### Problem requirements
All entries are to be quoted exactly; the images stay out of the copy.

— START OF Extracted data —

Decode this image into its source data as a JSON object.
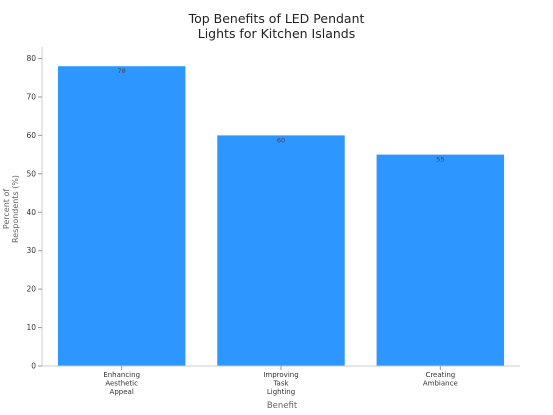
{
  "chart_data": {
    "type": "bar",
    "title_lines": [
      "Top Benefits of LED Pendant",
      "Lights for Kitchen Islands"
    ],
    "xlabel": "Benefit",
    "ylabel_lines": [
      "Percent of",
      "Respondents (%)"
    ],
    "categories": [
      [
        "Enhancing",
        "Aesthetic",
        "Appeal"
      ],
      [
        "Improving",
        "Task",
        "Lighting"
      ],
      [
        "Creating",
        "Ambiance"
      ]
    ],
    "values": [
      78,
      60,
      55
    ],
    "data_labels": [
      "78",
      "60",
      "55"
    ],
    "ylim": [
      0,
      83
    ],
    "yticks": [
      0,
      10,
      20,
      30,
      40,
      50,
      60,
      70,
      80
    ],
    "bar_color": "#2d96ff",
    "grid": false,
    "legend": "none"
  }
}
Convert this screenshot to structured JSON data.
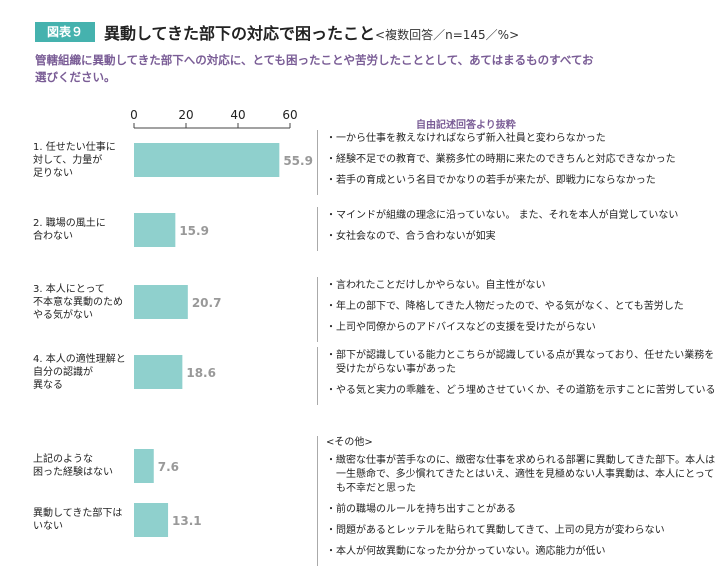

— END OF Extracted data —

### Complete response
Decode this image into its source data as a JSON object.
{
  "chart_data": {
    "type": "bar",
    "title_lines": [
      "Top Benefits of LED Pendant",
      "Lights for Kitchen Islands"
    ],
    "xlabel": "Benefit",
    "ylabel_lines": [
      "Percent of",
      "Respondents (%)"
    ],
    "categories": [
      [
        "Enhancing",
        "Aesthetic",
        "Appeal"
      ],
      [
        "Improving",
        "Task",
        "Lighting"
      ],
      [
        "Creating",
        "Ambiance"
      ]
    ],
    "values": [
      78,
      60,
      55
    ],
    "data_labels": [
      "78",
      "60",
      "55"
    ],
    "ylim": [
      0,
      83
    ],
    "yticks": [
      0,
      10,
      20,
      30,
      40,
      50,
      60,
      70,
      80
    ],
    "bar_color": "#2d96ff",
    "grid": false,
    "legend": "none"
  }
}
Convert this screenshot to structured JSON data.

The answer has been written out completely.